Data records:
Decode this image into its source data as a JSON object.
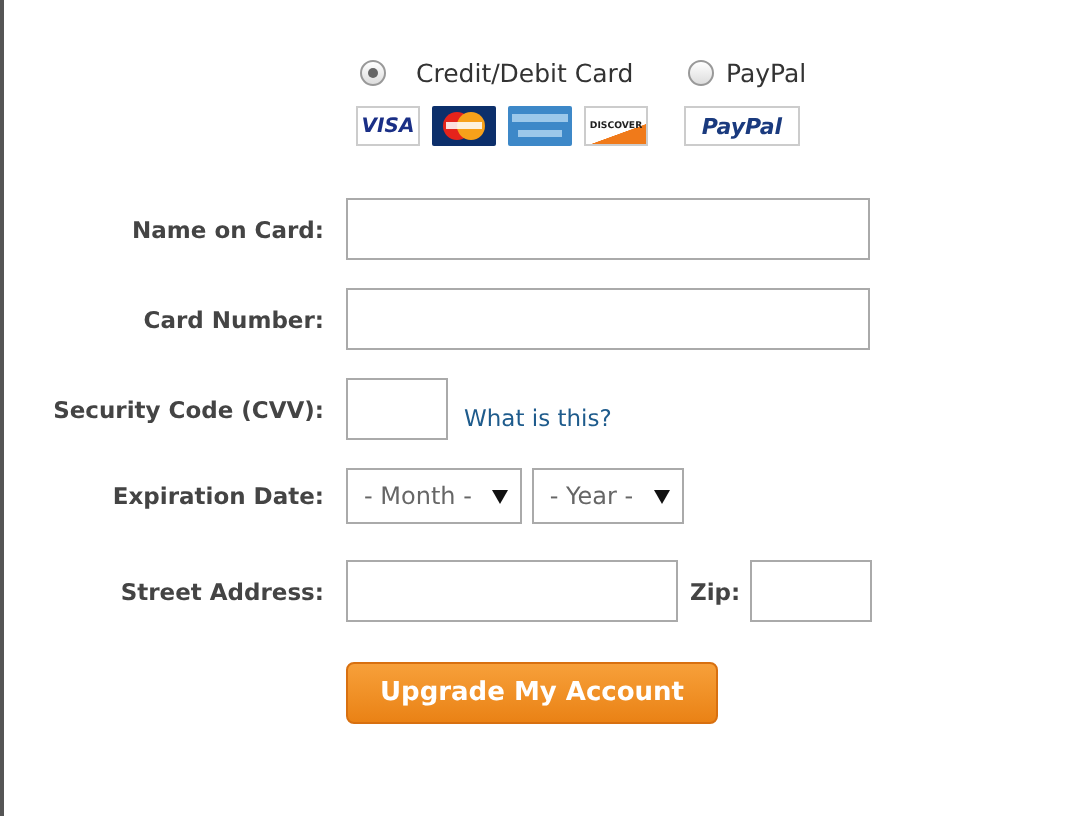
{
  "payment_methods": [
    {
      "label": "Credit/Debit Card",
      "selected": true,
      "logos": [
        {
          "kind": "visa",
          "text": "VISA"
        },
        {
          "kind": "mastercard"
        },
        {
          "kind": "amex"
        },
        {
          "kind": "discover",
          "text": "DISCOVER"
        }
      ]
    },
    {
      "label": "PayPal",
      "selected": false,
      "logos": [
        {
          "kind": "paypal",
          "text": "PayPal"
        }
      ]
    }
  ],
  "rows": [
    {
      "label": "Name on Card:",
      "controls": [
        {
          "kind": "wide_input"
        }
      ]
    },
    {
      "label": "Card Number:",
      "controls": [
        {
          "kind": "wide_input"
        }
      ]
    },
    {
      "label": "Security Code (CVV):",
      "controls": [
        {
          "kind": "small_input"
        },
        {
          "kind": "link",
          "text": "What is this?"
        }
      ]
    },
    {
      "label": "Expiration Date:",
      "controls": [
        {
          "kind": "select",
          "value": "- Month -"
        },
        {
          "kind": "select",
          "value": "- Year -"
        }
      ]
    },
    {
      "label": "Street Address:",
      "controls": [
        {
          "kind": "medium_input"
        },
        {
          "kind": "label",
          "text": "Zip:"
        },
        {
          "kind": "zip_input"
        }
      ]
    }
  ],
  "button": "Upgrade My Account"
}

#### Task directions:
Reproduce the data above in full, exactly as it is, with the pictures left out.

#### Written reply:
Decode this image into its source data as a JSON object.
{
  "payment_methods": [
    {
      "label": "Credit/Debit Card",
      "selected": true,
      "logos": [
        {
          "kind": "visa",
          "text": "VISA"
        },
        {
          "kind": "mastercard"
        },
        {
          "kind": "amex"
        },
        {
          "kind": "discover",
          "text": "DISCOVER"
        }
      ]
    },
    {
      "label": "PayPal",
      "selected": false,
      "logos": [
        {
          "kind": "paypal",
          "text": "PayPal"
        }
      ]
    }
  ],
  "rows": [
    {
      "label": "Name on Card:",
      "controls": [
        {
          "kind": "wide_input"
        }
      ]
    },
    {
      "label": "Card Number:",
      "controls": [
        {
          "kind": "wide_input"
        }
      ]
    },
    {
      "label": "Security Code (CVV):",
      "controls": [
        {
          "kind": "small_input"
        },
        {
          "kind": "link",
          "text": "What is this?"
        }
      ]
    },
    {
      "label": "Expiration Date:",
      "controls": [
        {
          "kind": "select",
          "value": "- Month -"
        },
        {
          "kind": "select",
          "value": "- Year -"
        }
      ]
    },
    {
      "label": "Street Address:",
      "controls": [
        {
          "kind": "medium_input"
        },
        {
          "kind": "label",
          "text": "Zip:"
        },
        {
          "kind": "zip_input"
        }
      ]
    }
  ],
  "button": "Upgrade My Account"
}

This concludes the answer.